Without the pictures, reproduce the records that follow exactly.
──────
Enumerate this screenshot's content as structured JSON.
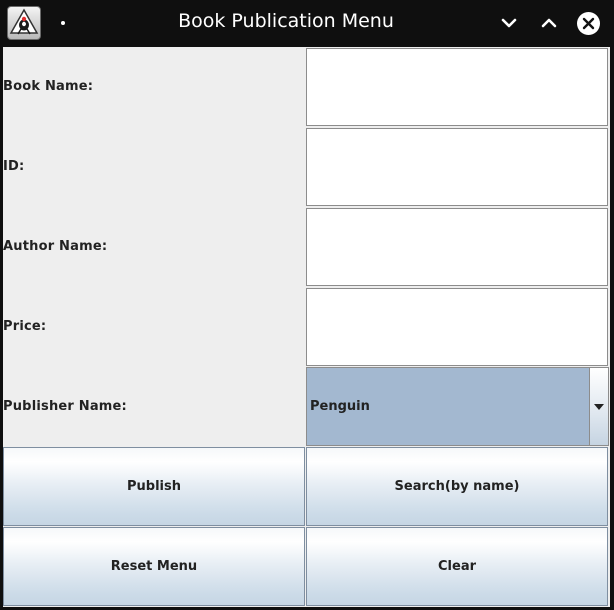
{
  "window": {
    "title": "Book Publication Menu"
  },
  "titlebar": {
    "icons": [
      "java-app-icon",
      "window-menu-icon",
      "minimize-icon",
      "maximize-icon",
      "close-icon"
    ]
  },
  "form": {
    "book_name_label": "Book Name:",
    "book_name_value": "",
    "id_label": "ID:",
    "id_value": "",
    "author_name_label": "Author Name:",
    "author_name_value": "",
    "price_label": "Price:",
    "price_value": "",
    "publisher_name_label": "Publisher Name:",
    "publisher_selected": "Penguin"
  },
  "buttons": {
    "publish": "Publish",
    "search": "Search(by name)",
    "reset": "Reset Menu",
    "clear": "Clear"
  },
  "colors": {
    "titlebar_bg": "#0f0f0f",
    "panel_bg": "#eeeeee",
    "combo_bg": "#a3b8d0",
    "button_gradient_bottom": "#c6d6e4"
  }
}
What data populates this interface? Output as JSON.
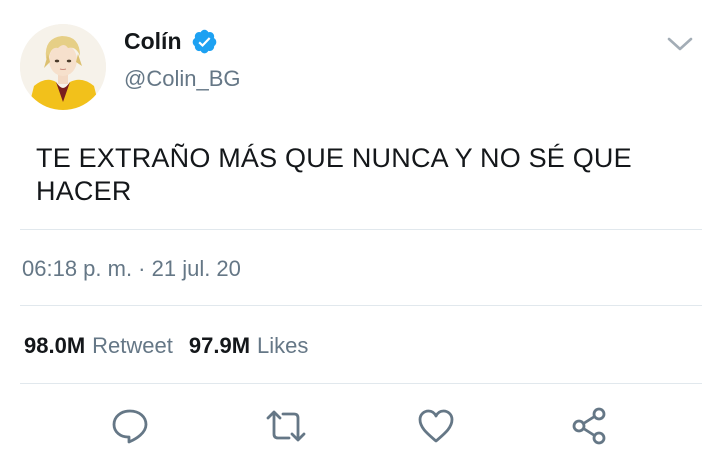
──────
▸ Answer to the exercise:
Enumerate this screenshot's content as structured JSON.
{
  "window": {
    "title": "Book Publication Menu"
  },
  "titlebar": {
    "icons": [
      "java-app-icon",
      "window-menu-icon",
      "minimize-icon",
      "maximize-icon",
      "close-icon"
    ]
  },
  "form": {
    "book_name_label": "Book Name:",
    "book_name_value": "",
    "id_label": "ID:",
    "id_value": "",
    "author_name_label": "Author Name:",
    "author_name_value": "",
    "price_label": "Price:",
    "price_value": "",
    "publisher_name_label": "Publisher Name:",
    "publisher_selected": "Penguin"
  },
  "buttons": {
    "publish": "Publish",
    "search": "Search(by name)",
    "reset": "Reset Menu",
    "clear": "Clear"
  },
  "colors": {
    "titlebar_bg": "#0f0f0f",
    "panel_bg": "#eeeeee",
    "combo_bg": "#a3b8d0",
    "button_gradient_bottom": "#c6d6e4"
  }
}
What data populates this interface? Output as JSON.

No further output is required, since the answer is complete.